>>>

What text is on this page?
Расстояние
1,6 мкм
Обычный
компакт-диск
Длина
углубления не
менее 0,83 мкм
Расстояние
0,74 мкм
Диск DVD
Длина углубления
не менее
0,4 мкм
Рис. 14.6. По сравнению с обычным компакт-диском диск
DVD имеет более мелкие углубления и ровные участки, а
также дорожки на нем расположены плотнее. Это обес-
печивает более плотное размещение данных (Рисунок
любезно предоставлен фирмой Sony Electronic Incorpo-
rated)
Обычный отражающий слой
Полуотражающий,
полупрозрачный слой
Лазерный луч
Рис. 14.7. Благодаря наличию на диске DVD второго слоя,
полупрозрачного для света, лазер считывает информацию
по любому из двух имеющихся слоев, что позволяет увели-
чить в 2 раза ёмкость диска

<<<

What this task involves: Return every line exactly.

Final result:
What text is on this page?
Расстояние
1,6 мкм
Обычный
компакт-диск
Длина
углубления не
менее 0,83 мкм
Расстояние
0,74 мкм
Диск DVD
Длина углубления
не менее
0,4 мкм
Рис. 14.6. По сравнению с обычным компакт-диском диск
DVD имеет более мелкие углубления и ровные участки, а
также дорожки на нем расположены плотнее. Это обес-
печивает более плотное размещение данных (Рисунок
любезно предоставлен фирмой Sony Electronic Incorpo-
rated)
Обычный отражающий слой
Полуотражающий,
полупрозрачный слой
Лазерный луч
Рис. 14.7. Благодаря наличию на диске DVD второго слоя,
полупрозрачного для света, лазер считывает информацию
по любому из двух имеющихся слоев, что позволяет увели-
чить в 2 раза ёмкость диска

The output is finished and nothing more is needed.